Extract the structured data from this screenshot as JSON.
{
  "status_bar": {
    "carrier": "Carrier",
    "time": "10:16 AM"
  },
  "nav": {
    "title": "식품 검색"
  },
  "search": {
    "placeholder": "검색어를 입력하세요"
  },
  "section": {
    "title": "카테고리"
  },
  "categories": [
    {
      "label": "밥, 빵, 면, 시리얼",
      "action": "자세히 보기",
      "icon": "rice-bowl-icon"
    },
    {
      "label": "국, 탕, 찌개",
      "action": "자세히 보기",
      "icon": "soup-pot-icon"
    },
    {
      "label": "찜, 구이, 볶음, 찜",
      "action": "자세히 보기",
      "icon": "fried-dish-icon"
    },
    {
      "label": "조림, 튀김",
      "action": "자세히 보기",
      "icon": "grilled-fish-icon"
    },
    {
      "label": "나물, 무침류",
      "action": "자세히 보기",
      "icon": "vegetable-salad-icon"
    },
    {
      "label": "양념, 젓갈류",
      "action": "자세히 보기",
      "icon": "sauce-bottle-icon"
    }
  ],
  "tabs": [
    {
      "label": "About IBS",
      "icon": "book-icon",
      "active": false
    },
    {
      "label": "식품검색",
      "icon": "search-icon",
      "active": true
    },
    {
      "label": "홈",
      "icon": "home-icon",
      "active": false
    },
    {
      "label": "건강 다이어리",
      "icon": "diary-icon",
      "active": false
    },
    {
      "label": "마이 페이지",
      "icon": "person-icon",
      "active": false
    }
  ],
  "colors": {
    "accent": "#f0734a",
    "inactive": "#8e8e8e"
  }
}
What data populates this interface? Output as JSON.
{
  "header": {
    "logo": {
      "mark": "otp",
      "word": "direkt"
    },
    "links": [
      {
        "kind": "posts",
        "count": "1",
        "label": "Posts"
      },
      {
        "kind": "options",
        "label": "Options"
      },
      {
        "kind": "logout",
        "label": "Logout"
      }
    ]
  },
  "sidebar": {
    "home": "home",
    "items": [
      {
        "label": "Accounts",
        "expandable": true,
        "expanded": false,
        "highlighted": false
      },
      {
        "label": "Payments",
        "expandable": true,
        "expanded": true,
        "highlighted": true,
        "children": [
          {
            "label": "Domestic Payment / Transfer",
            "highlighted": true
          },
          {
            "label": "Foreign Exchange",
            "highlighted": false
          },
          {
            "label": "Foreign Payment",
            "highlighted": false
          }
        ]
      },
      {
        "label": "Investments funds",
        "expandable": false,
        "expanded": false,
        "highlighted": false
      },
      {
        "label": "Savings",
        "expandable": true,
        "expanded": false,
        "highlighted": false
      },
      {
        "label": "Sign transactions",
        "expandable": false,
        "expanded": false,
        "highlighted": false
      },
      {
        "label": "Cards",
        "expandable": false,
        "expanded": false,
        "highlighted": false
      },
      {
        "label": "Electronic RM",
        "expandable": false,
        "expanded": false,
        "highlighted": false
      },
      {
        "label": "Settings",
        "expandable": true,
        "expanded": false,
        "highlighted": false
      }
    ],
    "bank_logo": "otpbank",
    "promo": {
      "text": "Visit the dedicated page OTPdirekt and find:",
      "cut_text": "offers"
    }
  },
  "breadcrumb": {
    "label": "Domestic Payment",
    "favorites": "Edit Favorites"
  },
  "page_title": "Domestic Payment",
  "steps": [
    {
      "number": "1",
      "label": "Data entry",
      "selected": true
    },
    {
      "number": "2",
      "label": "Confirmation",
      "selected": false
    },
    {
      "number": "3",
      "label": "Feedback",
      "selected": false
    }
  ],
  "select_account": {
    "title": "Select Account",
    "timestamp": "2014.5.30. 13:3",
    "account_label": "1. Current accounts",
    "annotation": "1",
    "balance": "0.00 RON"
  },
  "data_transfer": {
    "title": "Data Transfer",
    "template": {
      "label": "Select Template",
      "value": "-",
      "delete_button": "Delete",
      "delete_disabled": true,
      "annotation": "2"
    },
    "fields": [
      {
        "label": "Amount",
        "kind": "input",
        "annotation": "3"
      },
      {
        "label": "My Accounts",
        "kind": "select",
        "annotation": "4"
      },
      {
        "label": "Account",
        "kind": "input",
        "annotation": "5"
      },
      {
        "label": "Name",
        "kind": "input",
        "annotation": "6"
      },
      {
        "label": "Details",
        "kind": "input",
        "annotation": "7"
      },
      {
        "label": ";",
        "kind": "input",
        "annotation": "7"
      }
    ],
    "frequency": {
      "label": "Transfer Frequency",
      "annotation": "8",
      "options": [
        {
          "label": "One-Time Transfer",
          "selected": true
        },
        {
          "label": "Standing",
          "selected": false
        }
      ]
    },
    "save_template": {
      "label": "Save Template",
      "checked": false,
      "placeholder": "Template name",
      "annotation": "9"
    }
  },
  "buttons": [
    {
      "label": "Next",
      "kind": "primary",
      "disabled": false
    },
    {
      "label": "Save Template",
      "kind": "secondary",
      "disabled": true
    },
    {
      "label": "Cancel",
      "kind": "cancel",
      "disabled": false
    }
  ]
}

Exercise description – Report each line of the material above where the word "placeholder" appears.

Written solution –
    "placeholder": "검색어를 입력하세요"
      "placeholder": "Template name",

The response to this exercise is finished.